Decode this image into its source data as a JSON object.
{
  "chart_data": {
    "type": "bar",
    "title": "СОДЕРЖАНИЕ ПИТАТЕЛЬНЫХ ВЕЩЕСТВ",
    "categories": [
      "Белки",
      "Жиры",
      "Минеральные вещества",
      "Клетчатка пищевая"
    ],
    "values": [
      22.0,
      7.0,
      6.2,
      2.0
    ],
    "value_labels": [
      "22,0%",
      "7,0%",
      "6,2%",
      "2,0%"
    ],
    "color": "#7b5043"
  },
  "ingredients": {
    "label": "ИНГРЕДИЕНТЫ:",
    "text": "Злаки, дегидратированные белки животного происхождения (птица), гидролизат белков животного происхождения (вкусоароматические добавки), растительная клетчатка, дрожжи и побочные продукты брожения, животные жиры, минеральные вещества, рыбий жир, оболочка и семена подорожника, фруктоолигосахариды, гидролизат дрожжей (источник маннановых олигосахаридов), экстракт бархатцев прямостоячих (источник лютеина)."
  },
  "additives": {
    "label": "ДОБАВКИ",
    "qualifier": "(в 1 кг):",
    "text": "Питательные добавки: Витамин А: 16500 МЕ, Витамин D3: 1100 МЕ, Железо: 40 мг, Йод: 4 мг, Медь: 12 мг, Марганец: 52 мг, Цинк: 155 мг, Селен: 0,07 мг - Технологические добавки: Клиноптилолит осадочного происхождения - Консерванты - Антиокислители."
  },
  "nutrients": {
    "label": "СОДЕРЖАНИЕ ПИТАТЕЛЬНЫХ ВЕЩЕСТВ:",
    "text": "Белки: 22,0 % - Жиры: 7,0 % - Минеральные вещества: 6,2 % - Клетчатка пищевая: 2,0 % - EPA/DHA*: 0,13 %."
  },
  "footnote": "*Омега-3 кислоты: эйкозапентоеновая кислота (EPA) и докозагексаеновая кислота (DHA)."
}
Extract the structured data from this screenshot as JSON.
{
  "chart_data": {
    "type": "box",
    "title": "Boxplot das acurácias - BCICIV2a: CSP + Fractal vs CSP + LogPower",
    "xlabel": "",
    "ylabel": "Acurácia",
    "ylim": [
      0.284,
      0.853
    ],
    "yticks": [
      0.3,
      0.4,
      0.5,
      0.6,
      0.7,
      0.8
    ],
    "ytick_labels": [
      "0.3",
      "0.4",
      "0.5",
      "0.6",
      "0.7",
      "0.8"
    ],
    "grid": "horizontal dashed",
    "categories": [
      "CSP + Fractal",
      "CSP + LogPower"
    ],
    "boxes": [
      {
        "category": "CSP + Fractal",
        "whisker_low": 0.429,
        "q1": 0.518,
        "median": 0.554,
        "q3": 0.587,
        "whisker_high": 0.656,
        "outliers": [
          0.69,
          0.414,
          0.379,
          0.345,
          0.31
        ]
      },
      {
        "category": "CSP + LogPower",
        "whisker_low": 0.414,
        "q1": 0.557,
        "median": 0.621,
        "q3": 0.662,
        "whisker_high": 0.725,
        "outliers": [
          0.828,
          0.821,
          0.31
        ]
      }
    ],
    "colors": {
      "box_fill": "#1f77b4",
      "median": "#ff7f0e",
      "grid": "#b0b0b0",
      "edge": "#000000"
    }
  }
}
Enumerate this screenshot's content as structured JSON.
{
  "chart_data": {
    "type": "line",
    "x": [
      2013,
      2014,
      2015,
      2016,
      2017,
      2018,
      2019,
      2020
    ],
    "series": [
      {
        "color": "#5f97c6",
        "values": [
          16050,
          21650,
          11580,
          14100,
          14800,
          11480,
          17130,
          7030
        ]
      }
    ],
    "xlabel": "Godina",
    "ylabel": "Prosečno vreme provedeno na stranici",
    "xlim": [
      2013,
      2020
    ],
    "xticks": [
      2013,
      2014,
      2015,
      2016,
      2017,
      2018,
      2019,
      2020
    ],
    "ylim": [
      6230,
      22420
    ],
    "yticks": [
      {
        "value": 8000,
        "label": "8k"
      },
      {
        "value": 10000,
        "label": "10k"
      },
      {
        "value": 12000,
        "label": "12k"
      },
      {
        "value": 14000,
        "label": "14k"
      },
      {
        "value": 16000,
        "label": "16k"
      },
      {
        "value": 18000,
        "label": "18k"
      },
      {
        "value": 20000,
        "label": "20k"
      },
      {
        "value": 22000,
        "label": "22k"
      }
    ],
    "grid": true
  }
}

────

Work to do
Above are the records; copy all of them exactly.

Task result
Decode this image into its source data as a JSON object.
{
  "chart_data": {
    "type": "bar",
    "title": "СОДЕРЖАНИЕ ПИТАТЕЛЬНЫХ ВЕЩЕСТВ",
    "categories": [
      "Белки",
      "Жиры",
      "Минеральные вещества",
      "Клетчатка пищевая"
    ],
    "values": [
      22.0,
      7.0,
      6.2,
      2.0
    ],
    "value_labels": [
      "22,0%",
      "7,0%",
      "6,2%",
      "2,0%"
    ],
    "color": "#7b5043"
  },
  "ingredients": {
    "label": "ИНГРЕДИЕНТЫ:",
    "text": "Злаки, дегидратированные белки животного происхождения (птица), гидролизат белков животного происхождения (вкусоароматические добавки), растительная клетчатка, дрожжи и побочные продукты брожения, животные жиры, минеральные вещества, рыбий жир, оболочка и семена подорожника, фруктоолигосахариды, гидролизат дрожжей (источник маннановых олигосахаридов), экстракт бархатцев прямостоячих (источник лютеина)."
  },
  "additives": {
    "label": "ДОБАВКИ",
    "qualifier": "(в 1 кг):",
    "text": "Питательные добавки: Витамин А: 16500 МЕ, Витамин D3: 1100 МЕ, Железо: 40 мг, Йод: 4 мг, Медь: 12 мг, Марганец: 52 мг, Цинк: 155 мг, Селен: 0,07 мг - Технологические добавки: Клиноптилолит осадочного происхождения - Консерванты - Антиокислители."
  },
  "nutrients": {
    "label": "СОДЕРЖАНИЕ ПИТАТЕЛЬНЫХ ВЕЩЕСТВ:",
    "text": "Белки: 22,0 % - Жиры: 7,0 % - Минеральные вещества: 6,2 % - Клетчатка пищевая: 2,0 % - EPA/DHA*: 0,13 %."
  },
  "footnote": "*Омега-3 кислоты: эйкозапентоеновая кислота (EPA) и докозагексаеновая кислота (DHA)."
}
Extract the structured data from this screenshot as JSON.
{
  "chart_data": {
    "type": "box",
    "title": "Boxplot das acurácias - BCICIV2a: CSP + Fractal vs CSP + LogPower",
    "xlabel": "",
    "ylabel": "Acurácia",
    "ylim": [
      0.284,
      0.853
    ],
    "yticks": [
      0.3,
      0.4,
      0.5,
      0.6,
      0.7,
      0.8
    ],
    "ytick_labels": [
      "0.3",
      "0.4",
      "0.5",
      "0.6",
      "0.7",
      "0.8"
    ],
    "grid": "horizontal dashed",
    "categories": [
      "CSP + Fractal",
      "CSP + LogPower"
    ],
    "boxes": [
      {
        "category": "CSP + Fractal",
        "whisker_low": 0.429,
        "q1": 0.518,
        "median": 0.554,
        "q3": 0.587,
        "whisker_high": 0.656,
        "outliers": [
          0.69,
          0.414,
          0.379,
          0.345,
          0.31
        ]
      },
      {
        "category": "CSP + LogPower",
        "whisker_low": 0.414,
        "q1": 0.557,
        "median": 0.621,
        "q3": 0.662,
        "whisker_high": 0.725,
        "outliers": [
          0.828,
          0.821,
          0.31
        ]
      }
    ],
    "colors": {
      "box_fill": "#1f77b4",
      "median": "#ff7f0e",
      "grid": "#b0b0b0",
      "edge": "#000000"
    }
  }
}
Enumerate this screenshot's content as structured JSON.
{
  "chart_data": {
    "type": "line",
    "x": [
      2013,
      2014,
      2015,
      2016,
      2017,
      2018,
      2019,
      2020
    ],
    "series": [
      {
        "color": "#5f97c6",
        "values": [
          16050,
          21650,
          11580,
          14100,
          14800,
          11480,
          17130,
          7030
        ]
      }
    ],
    "xlabel": "Godina",
    "ylabel": "Prosečno vreme provedeno na stranici",
    "xlim": [
      2013,
      2020
    ],
    "xticks": [
      2013,
      2014,
      2015,
      2016,
      2017,
      2018,
      2019,
      2020
    ],
    "ylim": [
      6230,
      22420
    ],
    "yticks": [
      {
        "value": 8000,
        "label": "8k"
      },
      {
        "value": 10000,
        "label": "10k"
      },
      {
        "value": 12000,
        "label": "12k"
      },
      {
        "value": 14000,
        "label": "14k"
      },
      {
        "value": 16000,
        "label": "16k"
      },
      {
        "value": 18000,
        "label": "18k"
      },
      {
        "value": 20000,
        "label": "20k"
      },
      {
        "value": 22000,
        "label": "22k"
      }
    ],
    "grid": true
  }
}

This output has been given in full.